>> start Exercise inputs

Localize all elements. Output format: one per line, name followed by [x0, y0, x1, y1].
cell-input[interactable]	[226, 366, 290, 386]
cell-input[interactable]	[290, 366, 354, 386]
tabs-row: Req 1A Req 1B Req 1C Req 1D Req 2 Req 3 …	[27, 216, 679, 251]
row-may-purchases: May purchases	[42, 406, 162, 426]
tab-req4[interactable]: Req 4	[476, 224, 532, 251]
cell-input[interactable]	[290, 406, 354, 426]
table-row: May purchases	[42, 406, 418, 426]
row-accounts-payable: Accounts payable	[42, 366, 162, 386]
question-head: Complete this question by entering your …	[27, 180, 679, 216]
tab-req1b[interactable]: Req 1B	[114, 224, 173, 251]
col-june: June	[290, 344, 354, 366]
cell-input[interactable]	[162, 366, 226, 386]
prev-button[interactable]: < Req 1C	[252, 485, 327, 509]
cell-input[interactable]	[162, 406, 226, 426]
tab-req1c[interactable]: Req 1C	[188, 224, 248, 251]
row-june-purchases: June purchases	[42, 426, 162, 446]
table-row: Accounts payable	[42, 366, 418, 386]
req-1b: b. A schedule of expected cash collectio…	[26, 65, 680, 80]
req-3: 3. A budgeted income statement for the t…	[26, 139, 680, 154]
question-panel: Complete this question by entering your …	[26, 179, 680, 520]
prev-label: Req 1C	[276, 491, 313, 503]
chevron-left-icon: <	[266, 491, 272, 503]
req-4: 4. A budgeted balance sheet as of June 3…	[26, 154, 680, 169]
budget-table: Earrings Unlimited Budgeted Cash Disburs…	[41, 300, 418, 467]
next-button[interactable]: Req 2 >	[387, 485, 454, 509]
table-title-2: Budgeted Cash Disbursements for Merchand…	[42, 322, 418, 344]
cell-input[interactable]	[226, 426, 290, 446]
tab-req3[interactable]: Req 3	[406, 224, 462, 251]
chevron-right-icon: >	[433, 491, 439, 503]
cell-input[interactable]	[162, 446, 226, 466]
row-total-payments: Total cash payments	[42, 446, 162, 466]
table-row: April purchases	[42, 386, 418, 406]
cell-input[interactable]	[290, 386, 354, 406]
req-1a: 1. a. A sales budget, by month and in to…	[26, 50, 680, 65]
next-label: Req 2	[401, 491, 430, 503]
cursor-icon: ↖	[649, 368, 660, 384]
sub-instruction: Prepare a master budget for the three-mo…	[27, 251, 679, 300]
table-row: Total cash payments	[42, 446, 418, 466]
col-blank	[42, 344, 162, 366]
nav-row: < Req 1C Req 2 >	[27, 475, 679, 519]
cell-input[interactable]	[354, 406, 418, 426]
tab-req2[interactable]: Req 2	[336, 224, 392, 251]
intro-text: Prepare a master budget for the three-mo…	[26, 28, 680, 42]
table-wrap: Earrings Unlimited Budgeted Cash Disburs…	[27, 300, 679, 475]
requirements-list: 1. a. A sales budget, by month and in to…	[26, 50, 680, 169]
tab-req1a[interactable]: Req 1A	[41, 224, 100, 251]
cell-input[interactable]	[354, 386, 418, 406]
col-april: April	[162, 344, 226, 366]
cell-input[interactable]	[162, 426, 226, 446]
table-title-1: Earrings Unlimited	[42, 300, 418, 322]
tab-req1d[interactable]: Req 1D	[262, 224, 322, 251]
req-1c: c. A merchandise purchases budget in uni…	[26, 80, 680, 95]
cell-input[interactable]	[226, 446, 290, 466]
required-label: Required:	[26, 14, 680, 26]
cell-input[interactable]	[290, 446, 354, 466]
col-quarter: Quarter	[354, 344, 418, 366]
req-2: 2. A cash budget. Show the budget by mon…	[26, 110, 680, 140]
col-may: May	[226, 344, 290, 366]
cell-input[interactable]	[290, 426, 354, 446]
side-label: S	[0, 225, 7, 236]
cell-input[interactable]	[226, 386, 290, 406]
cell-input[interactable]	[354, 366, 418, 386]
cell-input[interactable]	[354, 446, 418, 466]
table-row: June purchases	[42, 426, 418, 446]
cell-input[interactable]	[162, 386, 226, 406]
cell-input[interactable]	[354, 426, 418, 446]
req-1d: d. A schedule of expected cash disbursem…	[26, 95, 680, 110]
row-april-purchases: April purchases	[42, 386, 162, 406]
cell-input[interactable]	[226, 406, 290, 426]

>> end Exercise inputs

#### What is being asked:
Print every line of the records above again, word for word and character for character.

#### Solution to the problem:
Localize all elements. Output format: one per line, name followed by [x0, y0, x1, y1].
cell-input[interactable]	[226, 366, 290, 386]
cell-input[interactable]	[290, 366, 354, 386]
tabs-row: Req 1A Req 1B Req 1C Req 1D Req 2 Req 3 …	[27, 216, 679, 251]
row-may-purchases: May purchases	[42, 406, 162, 426]
tab-req4[interactable]: Req 4	[476, 224, 532, 251]
cell-input[interactable]	[290, 406, 354, 426]
table-row: May purchases	[42, 406, 418, 426]
row-accounts-payable: Accounts payable	[42, 366, 162, 386]
question-head: Complete this question by entering your …	[27, 180, 679, 216]
tab-req1b[interactable]: Req 1B	[114, 224, 173, 251]
col-june: June	[290, 344, 354, 366]
cell-input[interactable]	[162, 366, 226, 386]
prev-button[interactable]: < Req 1C	[252, 485, 327, 509]
cell-input[interactable]	[162, 406, 226, 426]
tab-req1c[interactable]: Req 1C	[188, 224, 248, 251]
row-june-purchases: June purchases	[42, 426, 162, 446]
table-row: Accounts payable	[42, 366, 418, 386]
req-1b: b. A schedule of expected cash collectio…	[26, 65, 680, 80]
req-3: 3. A budgeted income statement for the t…	[26, 139, 680, 154]
question-panel: Complete this question by entering your …	[26, 179, 680, 520]
prev-label: Req 1C	[276, 491, 313, 503]
chevron-left-icon: <	[266, 491, 272, 503]
req-4: 4. A budgeted balance sheet as of June 3…	[26, 154, 680, 169]
budget-table: Earrings Unlimited Budgeted Cash Disburs…	[41, 300, 418, 467]
next-button[interactable]: Req 2 >	[387, 485, 454, 509]
table-title-2: Budgeted Cash Disbursements for Merchand…	[42, 322, 418, 344]
cell-input[interactable]	[226, 426, 290, 446]
tab-req3[interactable]: Req 3	[406, 224, 462, 251]
chevron-right-icon: >	[433, 491, 439, 503]
cell-input[interactable]	[162, 446, 226, 466]
row-total-payments: Total cash payments	[42, 446, 162, 466]
table-row: April purchases	[42, 386, 418, 406]
cell-input[interactable]	[290, 386, 354, 406]
req-1a: 1. a. A sales budget, by month and in to…	[26, 50, 680, 65]
next-label: Req 2	[401, 491, 430, 503]
cursor-icon: ↖	[649, 368, 660, 384]
sub-instruction: Prepare a master budget for the three-mo…	[27, 251, 679, 300]
table-row: Total cash payments	[42, 446, 418, 466]
col-blank	[42, 344, 162, 366]
nav-row: < Req 1C Req 2 >	[27, 475, 679, 519]
cell-input[interactable]	[354, 406, 418, 426]
tab-req2[interactable]: Req 2	[336, 224, 392, 251]
intro-text: Prepare a master budget for the three-mo…	[26, 28, 680, 42]
table-wrap: Earrings Unlimited Budgeted Cash Disburs…	[27, 300, 679, 475]
requirements-list: 1. a. A sales budget, by month and in to…	[26, 50, 680, 169]
tab-req1a[interactable]: Req 1A	[41, 224, 100, 251]
cell-input[interactable]	[354, 386, 418, 406]
col-april: April	[162, 344, 226, 366]
cell-input[interactable]	[162, 426, 226, 446]
table-title-1: Earrings Unlimited	[42, 300, 418, 322]
tab-req1d[interactable]: Req 1D	[262, 224, 322, 251]
req-1c: c. A merchandise purchases budget in uni…	[26, 80, 680, 95]
cell-input[interactable]	[226, 446, 290, 466]
required-label: Required:	[26, 14, 680, 26]
cell-input[interactable]	[290, 446, 354, 466]
col-quarter: Quarter	[354, 344, 418, 366]
req-2: 2. A cash budget. Show the budget by mon…	[26, 110, 680, 140]
col-may: May	[226, 344, 290, 366]
cell-input[interactable]	[290, 426, 354, 446]
side-label: S	[0, 225, 7, 236]
cell-input[interactable]	[226, 386, 290, 406]
cell-input[interactable]	[354, 366, 418, 386]
cell-input[interactable]	[354, 446, 418, 466]
table-row: June purchases	[42, 426, 418, 446]
cell-input[interactable]	[162, 386, 226, 406]
cell-input[interactable]	[354, 426, 418, 446]
req-1d: d. A schedule of expected cash disbursem…	[26, 95, 680, 110]
row-april-purchases: April purchases	[42, 386, 162, 406]
cell-input[interactable]	[226, 406, 290, 426]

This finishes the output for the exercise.